(Saved data entries)
++++++++
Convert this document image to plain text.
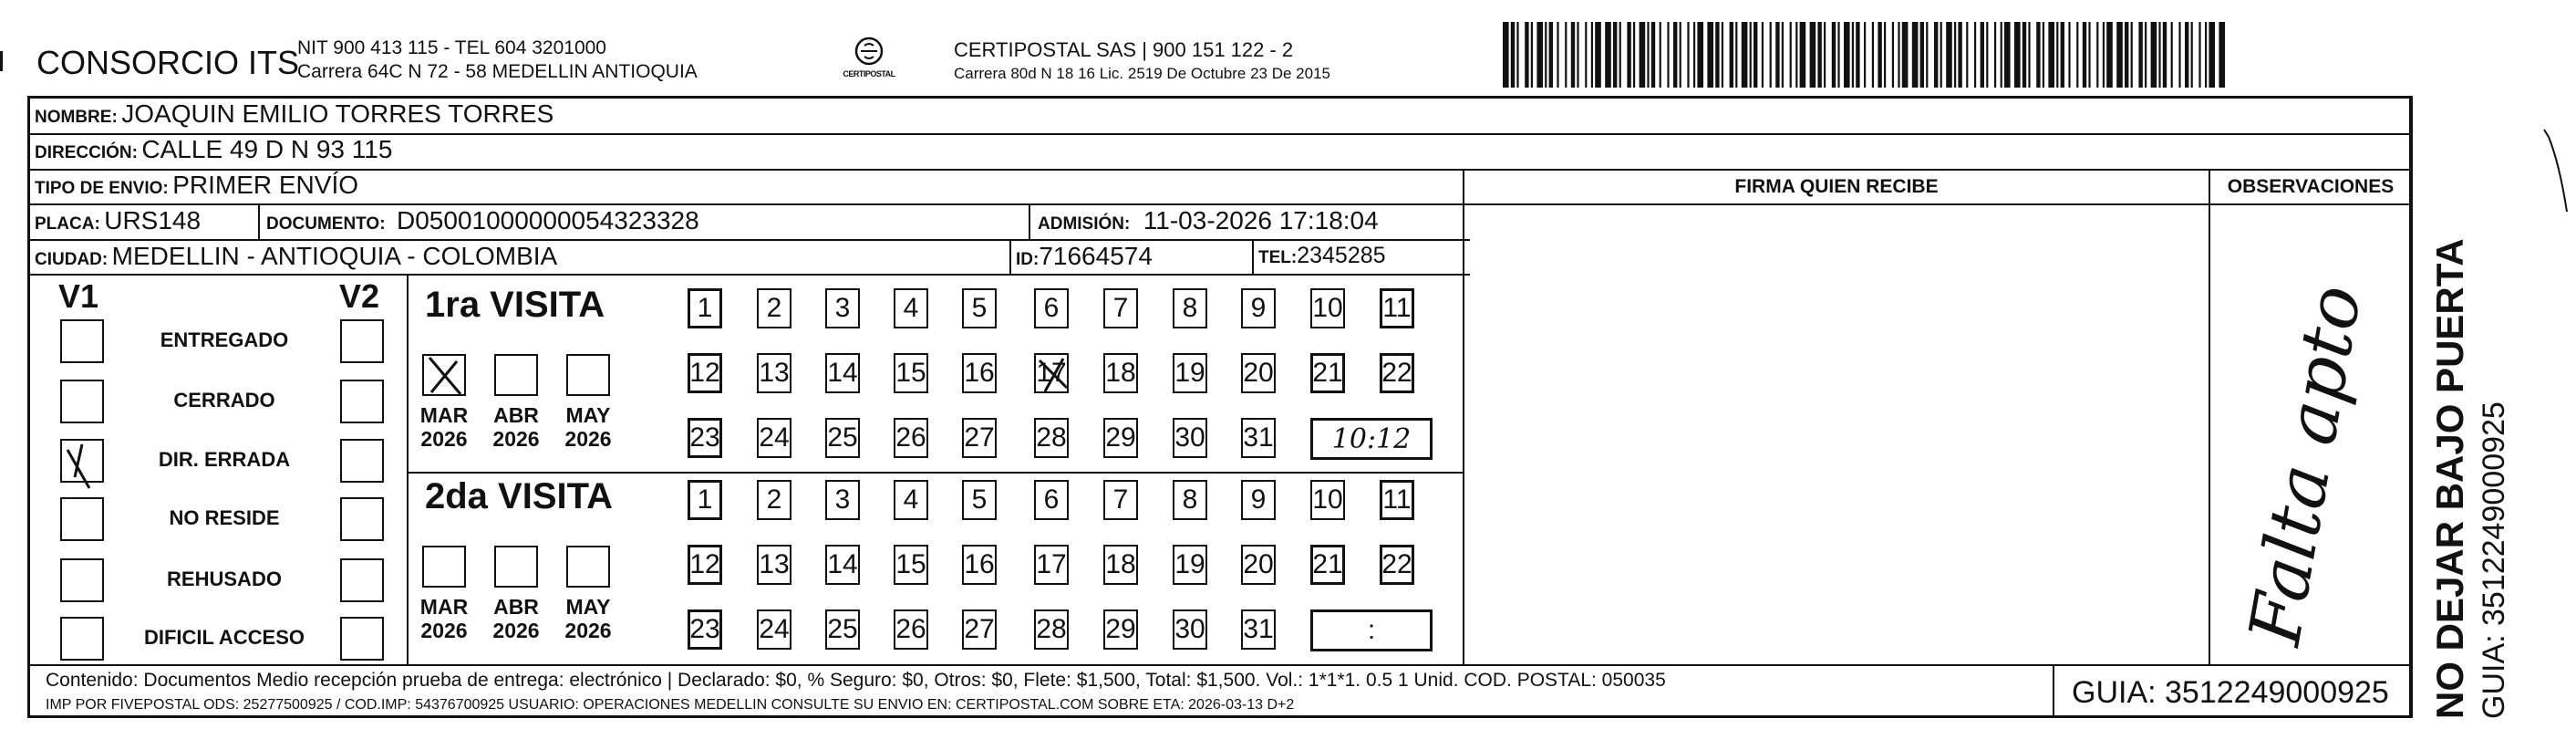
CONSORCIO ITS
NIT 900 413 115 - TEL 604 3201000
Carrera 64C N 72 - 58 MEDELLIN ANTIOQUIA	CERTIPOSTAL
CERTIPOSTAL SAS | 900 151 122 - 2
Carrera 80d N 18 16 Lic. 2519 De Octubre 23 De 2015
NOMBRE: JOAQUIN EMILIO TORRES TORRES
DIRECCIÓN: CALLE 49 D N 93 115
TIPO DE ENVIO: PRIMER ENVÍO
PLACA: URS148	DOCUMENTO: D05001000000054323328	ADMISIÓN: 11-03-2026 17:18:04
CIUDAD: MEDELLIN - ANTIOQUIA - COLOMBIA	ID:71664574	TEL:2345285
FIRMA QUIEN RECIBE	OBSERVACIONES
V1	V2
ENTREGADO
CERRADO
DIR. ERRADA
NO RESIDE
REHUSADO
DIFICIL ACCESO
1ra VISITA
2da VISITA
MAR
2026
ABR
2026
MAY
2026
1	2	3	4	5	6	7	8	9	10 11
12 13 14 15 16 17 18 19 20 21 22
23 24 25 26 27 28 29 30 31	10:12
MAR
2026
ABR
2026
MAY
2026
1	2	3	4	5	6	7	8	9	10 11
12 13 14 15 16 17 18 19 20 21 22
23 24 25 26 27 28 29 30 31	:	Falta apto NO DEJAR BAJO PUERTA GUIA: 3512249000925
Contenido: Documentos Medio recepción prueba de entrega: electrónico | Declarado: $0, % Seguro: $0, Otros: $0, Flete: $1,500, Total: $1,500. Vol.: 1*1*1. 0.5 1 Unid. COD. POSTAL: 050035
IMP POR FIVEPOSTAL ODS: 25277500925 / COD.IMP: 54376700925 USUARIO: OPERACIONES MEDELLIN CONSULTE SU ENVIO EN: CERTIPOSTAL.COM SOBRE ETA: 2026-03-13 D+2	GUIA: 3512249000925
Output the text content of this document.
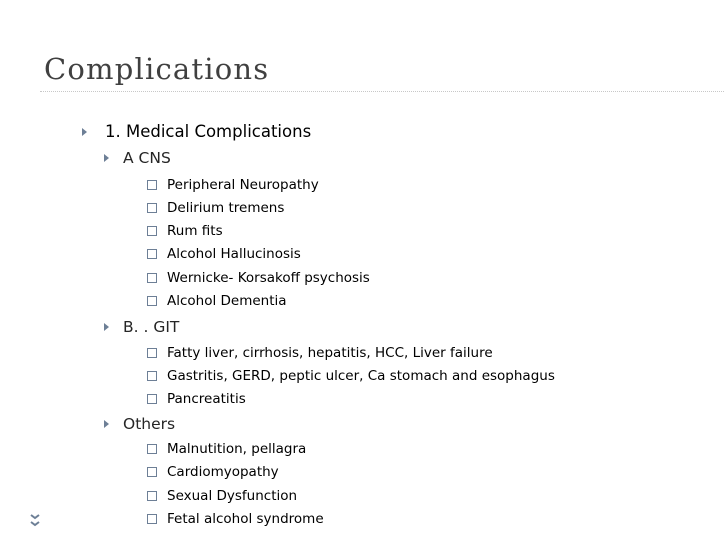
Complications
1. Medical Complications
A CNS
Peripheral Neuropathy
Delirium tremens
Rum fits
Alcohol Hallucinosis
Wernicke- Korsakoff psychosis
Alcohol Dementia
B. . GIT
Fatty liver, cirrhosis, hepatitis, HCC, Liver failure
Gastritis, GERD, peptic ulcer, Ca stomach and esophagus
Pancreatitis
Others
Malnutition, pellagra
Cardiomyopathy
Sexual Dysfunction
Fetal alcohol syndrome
++++++++
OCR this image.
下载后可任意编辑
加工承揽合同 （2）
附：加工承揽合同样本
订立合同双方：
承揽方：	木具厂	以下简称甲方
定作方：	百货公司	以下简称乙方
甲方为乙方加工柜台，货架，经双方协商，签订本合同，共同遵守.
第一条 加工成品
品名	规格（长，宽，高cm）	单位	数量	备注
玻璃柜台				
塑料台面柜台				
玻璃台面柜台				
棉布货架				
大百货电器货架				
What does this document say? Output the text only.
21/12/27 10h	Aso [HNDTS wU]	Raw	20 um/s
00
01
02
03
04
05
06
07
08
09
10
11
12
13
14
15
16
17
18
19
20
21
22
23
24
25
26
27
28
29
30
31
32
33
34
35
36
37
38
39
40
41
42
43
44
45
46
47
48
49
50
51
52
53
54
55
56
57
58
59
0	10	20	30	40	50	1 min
++++++++
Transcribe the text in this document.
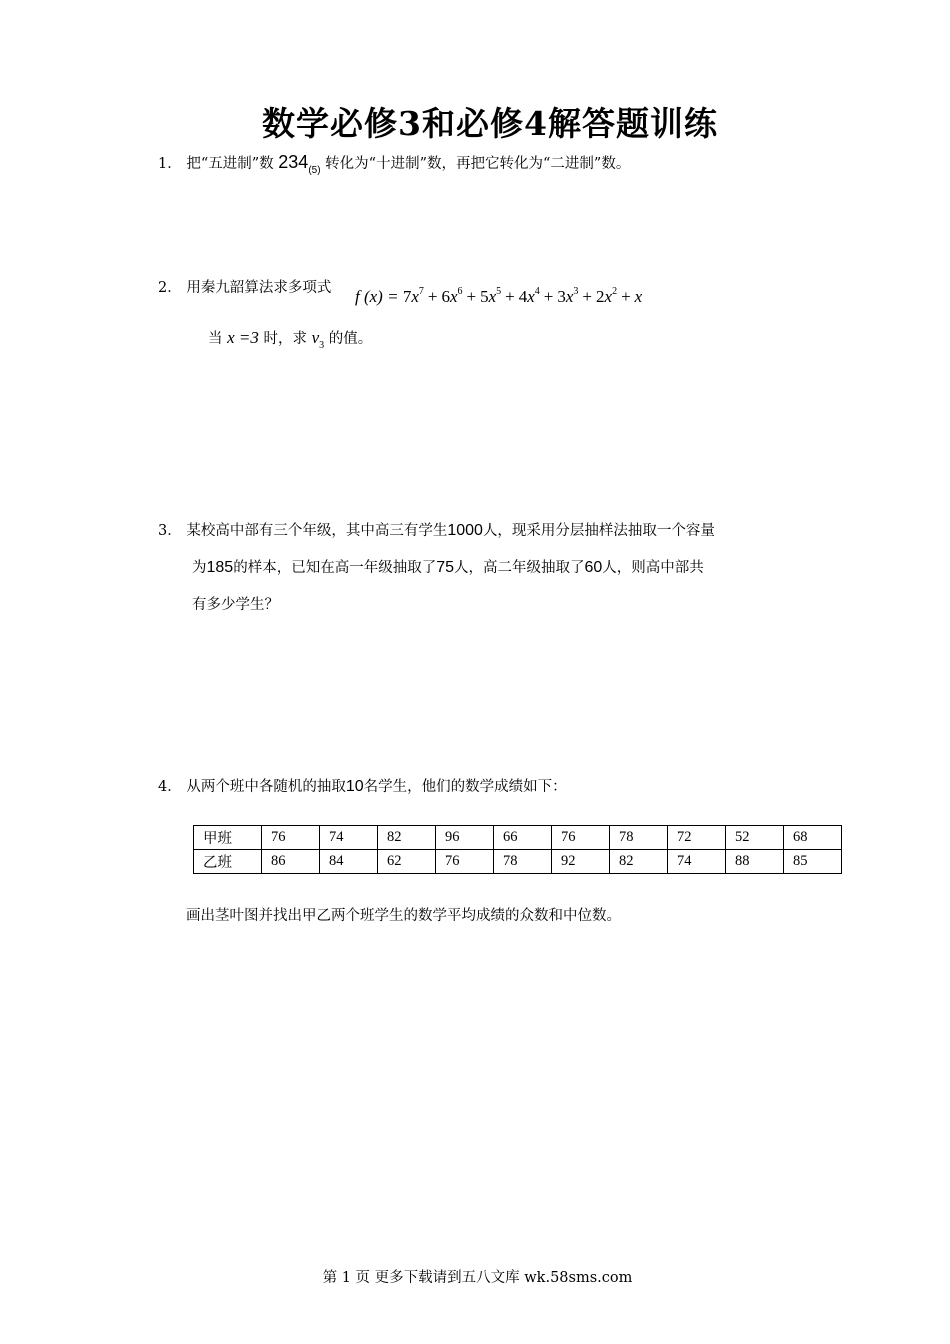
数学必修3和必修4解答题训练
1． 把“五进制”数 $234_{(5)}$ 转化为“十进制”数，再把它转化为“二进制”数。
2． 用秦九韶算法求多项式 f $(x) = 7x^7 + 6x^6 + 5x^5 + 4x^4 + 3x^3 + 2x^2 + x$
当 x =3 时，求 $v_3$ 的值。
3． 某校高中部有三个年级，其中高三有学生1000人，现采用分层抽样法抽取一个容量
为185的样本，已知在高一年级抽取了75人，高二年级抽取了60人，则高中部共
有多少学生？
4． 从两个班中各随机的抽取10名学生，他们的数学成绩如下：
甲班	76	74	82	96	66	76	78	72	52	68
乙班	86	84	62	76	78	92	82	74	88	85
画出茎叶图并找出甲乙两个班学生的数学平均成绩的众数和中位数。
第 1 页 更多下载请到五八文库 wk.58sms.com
++++++++
Job —
Return every line containing "GUIA".

Written response —
23 24 25 26 27 28 29 30 31	:	Falta apto NO DEJAR BAJO PUERTA GUIA: 3512249000925
IMP POR FIVEPOSTAL ODS: 25277500925 / COD.IMP: 54376700925 USUARIO: OPERACIONES MEDELLIN CONSULTE SU ENVIO EN: CERTIPOSTAL.COM SOBRE ETA: 2026-03-13 D+2	GUIA: 3512249000925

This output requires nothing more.